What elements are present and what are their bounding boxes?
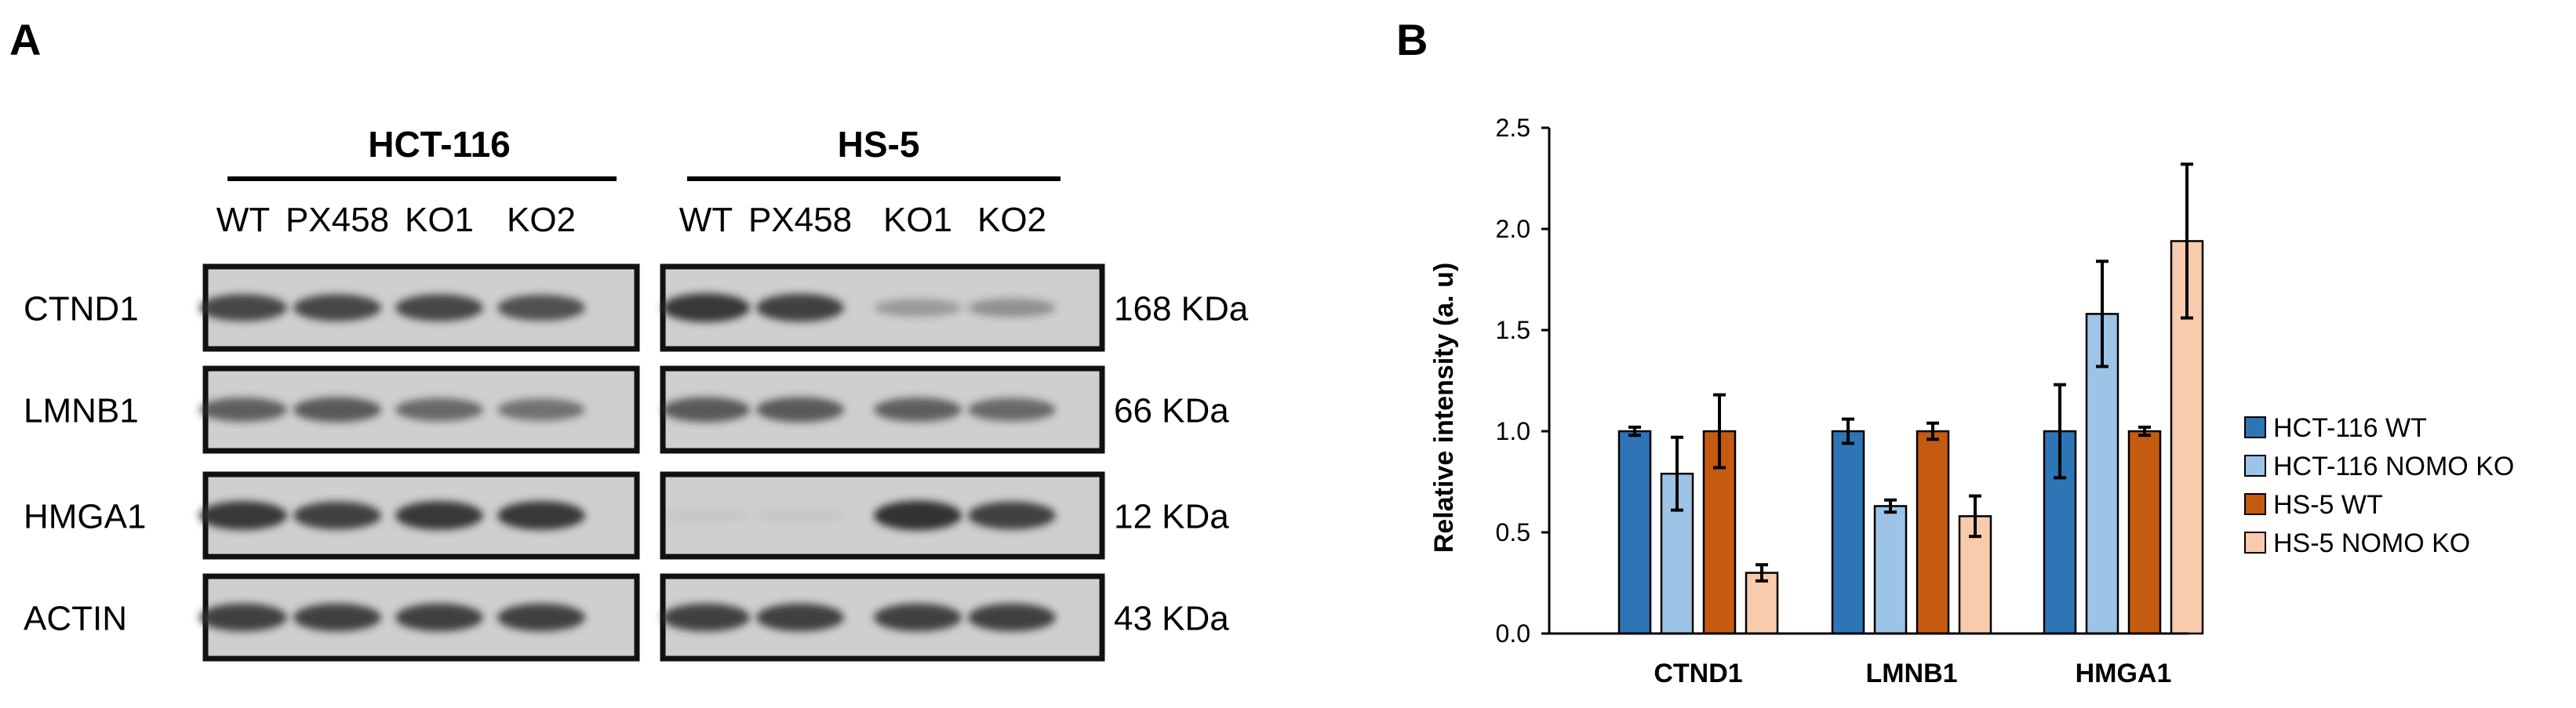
western-blot-panel: A HCT-116 HS-5 WT PX458 KO1 KO2 WT PX458 KO1 KO… [9, 15, 1249, 662]
lane-label-hs-5-ko2: KO2 [977, 201, 1046, 239]
band-ctnd1-hct116-3 [395, 294, 483, 321]
size-label-hmga1: 12 KDa [1114, 498, 1229, 536]
band-lmnb1-hct116-1 [199, 398, 287, 422]
band-hmga1-hct116-1 [199, 501, 287, 530]
y-tick-label: 0.5 [1496, 518, 1530, 546]
band-hmga1-hs5-3 [874, 500, 962, 531]
bar-lmnb1-hs-5-wt [1916, 430, 1950, 635]
band-hmga1-hct116-2 [293, 501, 381, 530]
x-tick-label-lmnb1: LMNB1 [1865, 659, 1957, 688]
lane-label-hct-116-px458: PX458 [286, 201, 389, 239]
size-label-lmnb1: 66 KDa [1114, 392, 1229, 430]
bar-hmga1-hs-5-wt [2127, 430, 2162, 635]
legend-swatch [2244, 455, 2266, 477]
lane-label-hct-116-wt: WT [216, 201, 270, 239]
lane-label-hs-5-px458: PX458 [748, 201, 852, 239]
band-lmnb1-hs5-4 [968, 398, 1056, 422]
bar-chart-panel: B Relative intensity (a. u) 0.0 0.5 1.0 1.5… [1396, 15, 2514, 688]
bar-ctnd1-hct-116-wt [1617, 430, 1652, 635]
band-ctnd1-hs5-1 [662, 293, 750, 322]
x-tick-label-ctnd1: CTND1 [1654, 659, 1742, 688]
lane-label-hs-5-ko1: KO1 [883, 201, 952, 239]
band-actin-hs5-1 [662, 603, 750, 632]
lane-label-hct-116-ko1: KO1 [405, 201, 474, 239]
band-ctnd1-hct116-2 [293, 294, 381, 321]
lane-label-hs-5-wt: WT [679, 201, 733, 239]
y-axis-label: Relative intensity (a. u) [1429, 263, 1459, 553]
legend-swatch [2244, 493, 2266, 515]
protein-label-hmga1: HMGA1 [24, 498, 146, 536]
band-lmnb1-hs5-2 [756, 397, 844, 423]
legend-label: HS-5 WT [2273, 490, 2383, 520]
blot-rows: CTND1 168 KDa LMNB1 66 KDa HMGA1 12 KDa ACTIN 4… [24, 263, 1249, 662]
protein-label-actin: ACTIN [24, 600, 127, 638]
y-tick-label: 2.5 [1496, 114, 1530, 142]
panel-b-label: B [1396, 15, 1428, 64]
band-hmga1-hs5-2 [756, 509, 844, 522]
band-actin-hs5-2 [756, 603, 844, 632]
group-label-hs5: HS-5 [838, 124, 920, 165]
band-actin-hct116-2 [293, 603, 381, 632]
band-ctnd1-hct116-4 [497, 294, 585, 321]
band-actin-hs5-4 [968, 603, 1056, 632]
x-tick-label-hmga1: HMGA1 [2076, 659, 2172, 688]
band-ctnd1-hs5-3 [874, 299, 962, 317]
y-tick-label: 1.5 [1496, 316, 1530, 344]
band-lmnb1-hct116-2 [293, 397, 381, 423]
size-label-ctnd1: 168 KDa [1114, 290, 1249, 329]
legend-swatch [2244, 416, 2266, 438]
band-lmnb1-hct116-4 [497, 398, 585, 421]
band-hmga1-hct116-3 [395, 501, 483, 530]
group-label-hct116: HCT-116 [368, 124, 511, 165]
band-hmga1-hs5-1 [662, 509, 750, 522]
band-ctnd1-hct116-1 [199, 294, 287, 321]
y-tick-label: 0.0 [1496, 619, 1530, 648]
legend-label: HS-5 NOMO KO [2273, 528, 2470, 558]
y-tick-label: 1.0 [1496, 417, 1530, 445]
band-actin-hs5-3 [874, 603, 962, 632]
panel-a-label: A [9, 15, 41, 64]
band-lmnb1-hs5-1 [662, 397, 750, 423]
band-actin-hct116-3 [395, 603, 483, 632]
band-actin-hct116-1 [199, 603, 287, 632]
protein-label-ctnd1: CTND1 [24, 290, 139, 329]
legend-swatch [2244, 532, 2266, 554]
bar-lmnb1-hct-116-nomo-ko [1873, 505, 1908, 635]
bar-lmnb1-hct-116-wt [1831, 430, 1865, 635]
protein-label-lmnb1: LMNB1 [24, 392, 139, 430]
lane-labels: WT PX458 KO1 KO2 WT PX458 KO1 KO2 [216, 201, 1046, 239]
y-axis-ticks: 0.0 0.5 1.0 1.5 2.0 2.5 [1496, 114, 1549, 648]
lane-label-hct-116-ko2: KO2 [507, 201, 576, 239]
legend: HCT-116 WT HCT-116 NOMO KO HS-5 WT HS-5 NOM… [2244, 413, 2514, 558]
band-actin-hct116-4 [497, 603, 585, 632]
size-label-actin: 43 KDa [1114, 600, 1229, 638]
band-lmnb1-hct116-3 [395, 398, 483, 422]
legend-label: HCT-116 NOMO KO [2273, 452, 2514, 481]
bars [1617, 162, 2204, 635]
band-ctnd1-hs5-4 [968, 298, 1056, 318]
legend-label: HCT-116 WT [2273, 413, 2427, 443]
band-hmga1-hs5-4 [968, 501, 1056, 530]
band-ctnd1-hs5-2 [756, 293, 844, 322]
band-lmnb1-hs5-3 [874, 398, 962, 422]
x-axis-labels: CTND1 LMNB1 HMGA1 [1654, 659, 2171, 688]
y-tick-label: 2.0 [1496, 215, 1530, 243]
band-hmga1-hct116-4 [497, 501, 585, 530]
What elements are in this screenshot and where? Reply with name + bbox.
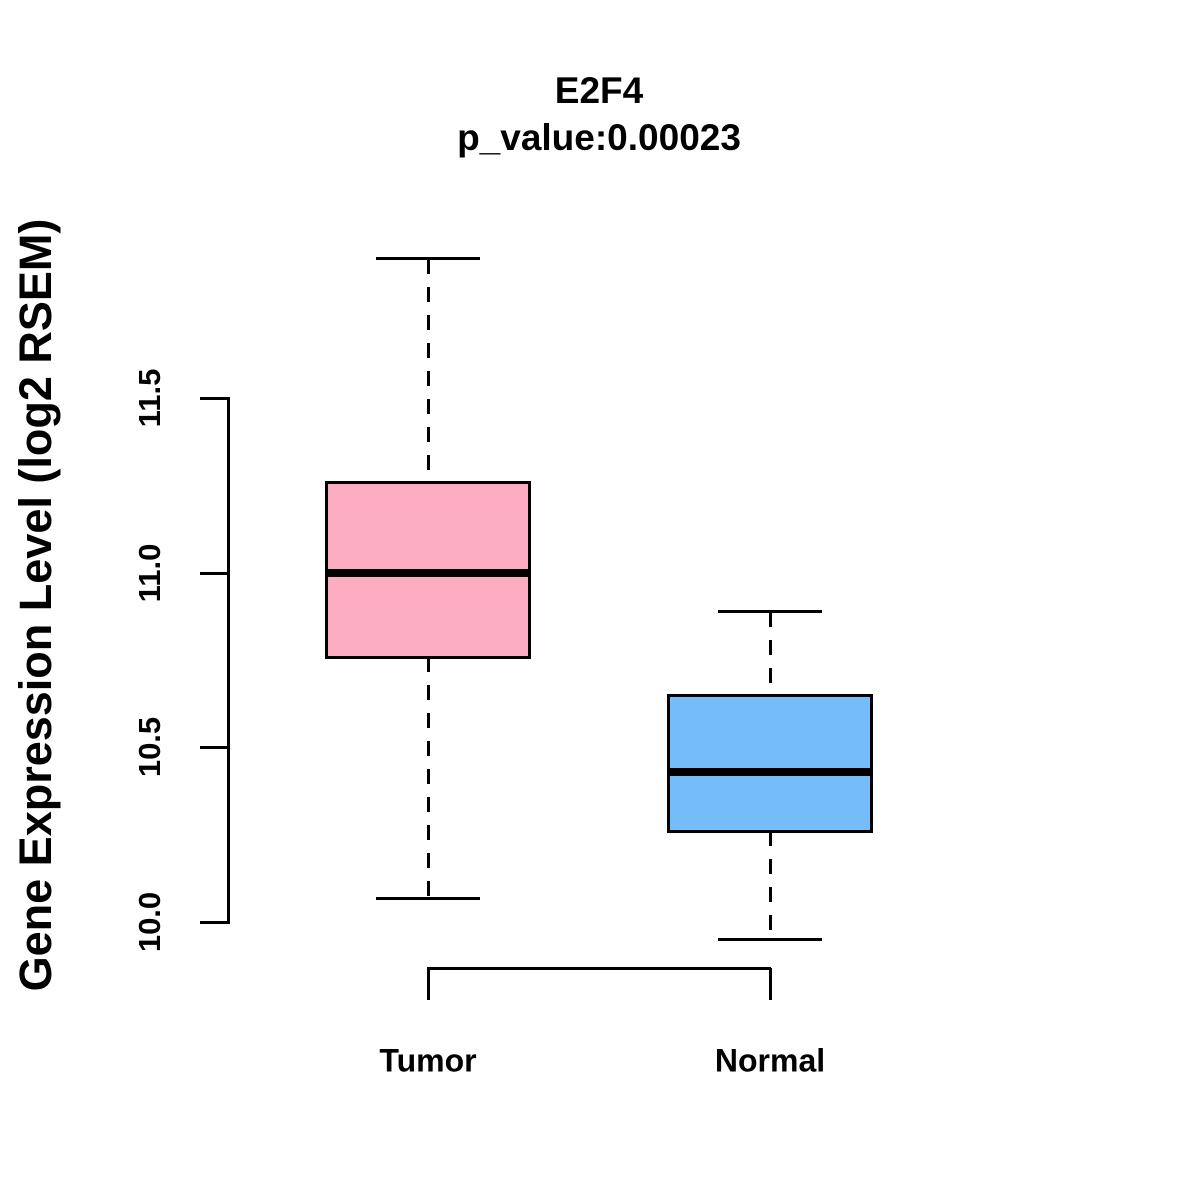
- lower-whisker: [427, 657, 430, 897]
- whisker-cap-top: [376, 257, 480, 260]
- chart-subtitle: p_value:0.00023: [457, 117, 741, 158]
- y-tick-mark: [200, 572, 230, 575]
- y-tick-label: 10.5: [132, 716, 167, 778]
- upper-whisker: [427, 259, 430, 482]
- y-axis-label: Gene Expression Level (log2 RSEM): [10, 218, 61, 992]
- y-axis-line: [227, 397, 230, 924]
- whisker-cap-bottom: [376, 897, 480, 900]
- chart-title: E2F4: [554, 70, 644, 111]
- x-tick-mark: [427, 968, 430, 1000]
- y-tick-label: 10.0: [132, 891, 167, 953]
- x-axis-line: [427, 967, 771, 970]
- x-tick-mark: [769, 968, 772, 1000]
- x-category-label-normal: Normal: [714, 1042, 826, 1079]
- y-tick-label: 11.0: [132, 543, 167, 603]
- whisker-cap-bottom: [718, 938, 822, 941]
- box-normal: [667, 694, 873, 833]
- x-category-label-tumor: Tumor: [379, 1042, 477, 1079]
- y-tick-mark: [200, 921, 230, 924]
- whisker-cap-top: [718, 610, 822, 613]
- lower-whisker: [769, 831, 772, 938]
- y-tick-mark: [200, 746, 230, 749]
- median-line-normal: [667, 768, 873, 776]
- y-tick-label: 11.5: [132, 368, 167, 428]
- y-tick-mark: [200, 397, 230, 400]
- upper-whisker: [769, 612, 772, 695]
- median-line-tumor: [325, 569, 531, 577]
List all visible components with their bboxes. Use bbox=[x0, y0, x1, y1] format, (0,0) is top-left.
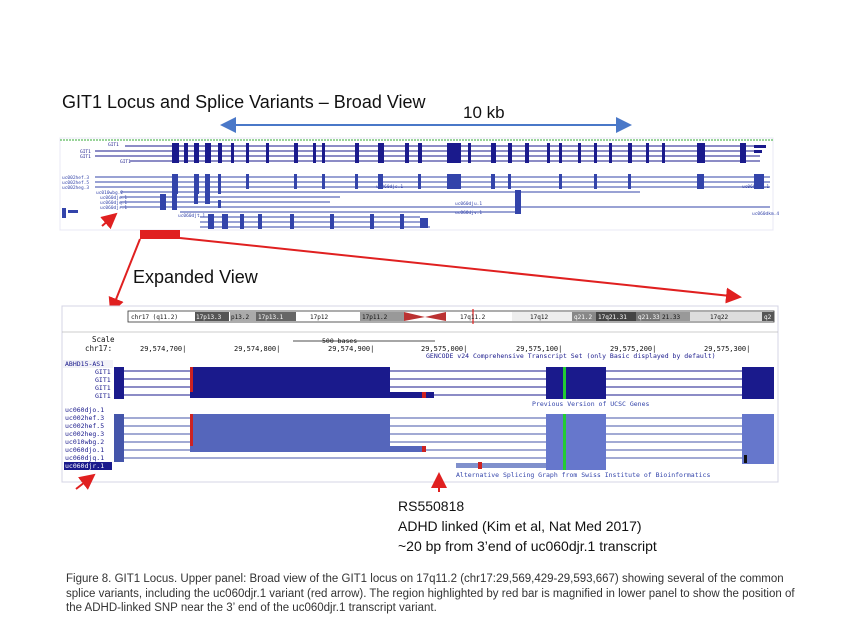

Problem to work on
Check each line of the records above, and copy those that hold the word "labels".

Answer to this problem
lane-labels: WT PX458 KO1 KO2 WT PX458 KO1 KO2 [216, 201, 1046, 239]
x-axis-labels: CTND1 LMNB1 HMGA1 [1654, 659, 2171, 688]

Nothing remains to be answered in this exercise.